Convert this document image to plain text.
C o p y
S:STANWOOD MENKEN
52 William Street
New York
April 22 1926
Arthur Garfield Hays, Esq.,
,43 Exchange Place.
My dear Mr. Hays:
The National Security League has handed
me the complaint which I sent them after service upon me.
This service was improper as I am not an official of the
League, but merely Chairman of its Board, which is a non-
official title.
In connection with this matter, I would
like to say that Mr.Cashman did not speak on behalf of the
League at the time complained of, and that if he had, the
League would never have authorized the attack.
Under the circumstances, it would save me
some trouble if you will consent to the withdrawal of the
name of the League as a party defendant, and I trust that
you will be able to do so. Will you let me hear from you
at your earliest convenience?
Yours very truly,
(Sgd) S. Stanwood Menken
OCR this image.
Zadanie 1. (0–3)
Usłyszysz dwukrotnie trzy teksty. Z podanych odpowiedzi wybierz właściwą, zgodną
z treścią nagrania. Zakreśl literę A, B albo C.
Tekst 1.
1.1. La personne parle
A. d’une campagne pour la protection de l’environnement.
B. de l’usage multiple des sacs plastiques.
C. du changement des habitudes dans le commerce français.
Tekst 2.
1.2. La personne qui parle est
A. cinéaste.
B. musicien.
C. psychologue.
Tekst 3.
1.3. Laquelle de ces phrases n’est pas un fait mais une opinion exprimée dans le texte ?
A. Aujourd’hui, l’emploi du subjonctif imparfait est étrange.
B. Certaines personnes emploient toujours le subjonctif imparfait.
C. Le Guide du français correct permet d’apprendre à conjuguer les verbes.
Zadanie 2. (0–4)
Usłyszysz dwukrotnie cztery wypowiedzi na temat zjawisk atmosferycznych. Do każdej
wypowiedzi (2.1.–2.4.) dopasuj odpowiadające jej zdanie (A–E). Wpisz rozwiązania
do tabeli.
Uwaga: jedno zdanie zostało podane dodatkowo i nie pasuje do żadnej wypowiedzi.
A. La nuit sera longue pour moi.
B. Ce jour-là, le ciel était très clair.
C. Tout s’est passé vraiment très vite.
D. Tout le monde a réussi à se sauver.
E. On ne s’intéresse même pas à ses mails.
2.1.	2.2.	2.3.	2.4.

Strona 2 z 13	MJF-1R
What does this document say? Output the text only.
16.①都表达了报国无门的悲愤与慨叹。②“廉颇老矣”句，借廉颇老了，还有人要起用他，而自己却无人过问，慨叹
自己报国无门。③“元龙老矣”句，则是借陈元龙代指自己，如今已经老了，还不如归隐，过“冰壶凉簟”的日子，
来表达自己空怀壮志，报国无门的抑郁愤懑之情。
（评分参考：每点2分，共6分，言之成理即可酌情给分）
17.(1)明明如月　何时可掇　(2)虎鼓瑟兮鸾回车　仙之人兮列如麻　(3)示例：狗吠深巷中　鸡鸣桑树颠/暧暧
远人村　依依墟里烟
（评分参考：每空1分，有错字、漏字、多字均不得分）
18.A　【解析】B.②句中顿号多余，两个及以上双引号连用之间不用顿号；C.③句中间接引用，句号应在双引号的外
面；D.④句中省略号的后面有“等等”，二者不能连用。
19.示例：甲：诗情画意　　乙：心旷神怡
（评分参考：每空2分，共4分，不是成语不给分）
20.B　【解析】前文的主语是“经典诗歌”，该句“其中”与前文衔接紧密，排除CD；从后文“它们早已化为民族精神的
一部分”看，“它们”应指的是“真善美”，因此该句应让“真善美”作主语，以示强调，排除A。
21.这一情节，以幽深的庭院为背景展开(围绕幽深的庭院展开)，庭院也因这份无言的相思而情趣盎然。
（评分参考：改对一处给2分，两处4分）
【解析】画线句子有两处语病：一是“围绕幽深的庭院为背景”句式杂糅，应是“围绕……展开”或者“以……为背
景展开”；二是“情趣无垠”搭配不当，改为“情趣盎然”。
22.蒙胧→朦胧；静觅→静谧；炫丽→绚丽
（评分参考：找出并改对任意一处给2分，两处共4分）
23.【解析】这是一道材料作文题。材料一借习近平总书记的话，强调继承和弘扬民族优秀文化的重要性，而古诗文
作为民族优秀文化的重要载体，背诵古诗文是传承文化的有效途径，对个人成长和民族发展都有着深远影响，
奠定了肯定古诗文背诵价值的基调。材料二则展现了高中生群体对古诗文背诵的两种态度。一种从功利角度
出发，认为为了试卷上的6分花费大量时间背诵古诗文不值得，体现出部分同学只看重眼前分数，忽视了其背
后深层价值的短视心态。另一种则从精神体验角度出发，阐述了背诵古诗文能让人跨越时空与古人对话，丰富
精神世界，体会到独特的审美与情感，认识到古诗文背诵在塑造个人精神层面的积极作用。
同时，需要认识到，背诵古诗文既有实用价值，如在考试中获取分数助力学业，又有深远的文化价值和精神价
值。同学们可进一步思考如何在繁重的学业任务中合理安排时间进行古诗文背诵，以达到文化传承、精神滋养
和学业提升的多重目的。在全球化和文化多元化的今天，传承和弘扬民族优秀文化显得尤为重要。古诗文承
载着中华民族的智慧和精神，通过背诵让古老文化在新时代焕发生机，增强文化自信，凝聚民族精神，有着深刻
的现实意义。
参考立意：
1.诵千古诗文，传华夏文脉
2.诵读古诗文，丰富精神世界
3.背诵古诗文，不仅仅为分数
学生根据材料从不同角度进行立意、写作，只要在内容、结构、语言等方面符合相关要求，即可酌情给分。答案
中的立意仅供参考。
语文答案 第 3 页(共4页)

---

The problem:
Extract the complete listing above, reproducing each line exactly.

Final result:
Convert this document image to plain text.
C o p y
S:STANWOOD MENKEN
52 William Street
New York
April 22 1926
Arthur Garfield Hays, Esq.,
,43 Exchange Place.
My dear Mr. Hays:
The National Security League has handed
me the complaint which I sent them after service upon me.
This service was improper as I am not an official of the
League, but merely Chairman of its Board, which is a non-
official title.
In connection with this matter, I would
like to say that Mr.Cashman did not speak on behalf of the
League at the time complained of, and that if he had, the
League would never have authorized the attack.
Under the circumstances, it would save me
some trouble if you will consent to the withdrawal of the
name of the League as a party defendant, and I trust that
you will be able to do so. Will you let me hear from you
at your earliest convenience?
Yours very truly,
(Sgd) S. Stanwood Menken
OCR this image.
Zadanie 1. (0–3)
Usłyszysz dwukrotnie trzy teksty. Z podanych odpowiedzi wybierz właściwą, zgodną
z treścią nagrania. Zakreśl literę A, B albo C.
Tekst 1.
1.1. La personne parle
A. d’une campagne pour la protection de l’environnement.
B. de l’usage multiple des sacs plastiques.
C. du changement des habitudes dans le commerce français.
Tekst 2.
1.2. La personne qui parle est
A. cinéaste.
B. musicien.
C. psychologue.
Tekst 3.
1.3. Laquelle de ces phrases n’est pas un fait mais une opinion exprimée dans le texte ?
A. Aujourd’hui, l’emploi du subjonctif imparfait est étrange.
B. Certaines personnes emploient toujours le subjonctif imparfait.
C. Le Guide du français correct permet d’apprendre à conjuguer les verbes.
Zadanie 2. (0–4)
Usłyszysz dwukrotnie cztery wypowiedzi na temat zjawisk atmosferycznych. Do każdej
wypowiedzi (2.1.–2.4.) dopasuj odpowiadające jej zdanie (A–E). Wpisz rozwiązania
do tabeli.
Uwaga: jedno zdanie zostało podane dodatkowo i nie pasuje do żadnej wypowiedzi.
A. La nuit sera longue pour moi.
B. Ce jour-là, le ciel était très clair.
C. Tout s’est passé vraiment très vite.
D. Tout le monde a réussi à se sauver.
E. On ne s’intéresse même pas à ses mails.
2.1.	2.2.	2.3.	2.4.

Strona 2 z 13	MJF-1R
What does this document say? Output the text only.
16.①都表达了报国无门的悲愤与慨叹。②“廉颇老矣”句，借廉颇老了，还有人要起用他，而自己却无人过问，慨叹
自己报国无门。③“元龙老矣”句，则是借陈元龙代指自己，如今已经老了，还不如归隐，过“冰壶凉簟”的日子，
来表达自己空怀壮志，报国无门的抑郁愤懑之情。
（评分参考：每点2分，共6分，言之成理即可酌情给分）
17.(1)明明如月　何时可掇　(2)虎鼓瑟兮鸾回车　仙之人兮列如麻　(3)示例：狗吠深巷中　鸡鸣桑树颠/暧暧
远人村　依依墟里烟
（评分参考：每空1分，有错字、漏字、多字均不得分）
18.A　【解析】B.②句中顿号多余，两个及以上双引号连用之间不用顿号；C.③句中间接引用，句号应在双引号的外
面；D.④句中省略号的后面有“等等”，二者不能连用。
19.示例：甲：诗情画意　　乙：心旷神怡
（评分参考：每空2分，共4分，不是成语不给分）
20.B　【解析】前文的主语是“经典诗歌”，该句“其中”与前文衔接紧密，排除CD；从后文“它们早已化为民族精神的
一部分”看，“它们”应指的是“真善美”，因此该句应让“真善美”作主语，以示强调，排除A。
21.这一情节，以幽深的庭院为背景展开(围绕幽深的庭院展开)，庭院也因这份无言的相思而情趣盎然。
（评分参考：改对一处给2分，两处4分）
【解析】画线句子有两处语病：一是“围绕幽深的庭院为背景”句式杂糅，应是“围绕……展开”或者“以……为背
景展开”；二是“情趣无垠”搭配不当，改为“情趣盎然”。
22.蒙胧→朦胧；静觅→静谧；炫丽→绚丽
（评分参考：找出并改对任意一处给2分，两处共4分）
23.【解析】这是一道材料作文题。材料一借习近平总书记的话，强调继承和弘扬民族优秀文化的重要性，而古诗文
作为民族优秀文化的重要载体，背诵古诗文是传承文化的有效途径，对个人成长和民族发展都有着深远影响，
奠定了肯定古诗文背诵价值的基调。材料二则展现了高中生群体对古诗文背诵的两种态度。一种从功利角度
出发，认为为了试卷上的6分花费大量时间背诵古诗文不值得，体现出部分同学只看重眼前分数，忽视了其背
后深层价值的短视心态。另一种则从精神体验角度出发，阐述了背诵古诗文能让人跨越时空与古人对话，丰富
精神世界，体会到独特的审美与情感，认识到古诗文背诵在塑造个人精神层面的积极作用。
同时，需要认识到，背诵古诗文既有实用价值，如在考试中获取分数助力学业，又有深远的文化价值和精神价
值。同学们可进一步思考如何在繁重的学业任务中合理安排时间进行古诗文背诵，以达到文化传承、精神滋养
和学业提升的多重目的。在全球化和文化多元化的今天，传承和弘扬民族优秀文化显得尤为重要。古诗文承
载着中华民族的智慧和精神，通过背诵让古老文化在新时代焕发生机，增强文化自信，凝聚民族精神，有着深刻
的现实意义。
参考立意：
1.诵千古诗文，传华夏文脉
2.诵读古诗文，丰富精神世界
3.背诵古诗文，不仅仅为分数
学生根据材料从不同角度进行立意、写作，只要在内容、结构、语言等方面符合相关要求，即可酌情给分。答案
中的立意仅供参考。
语文答案 第 3 页(共4页)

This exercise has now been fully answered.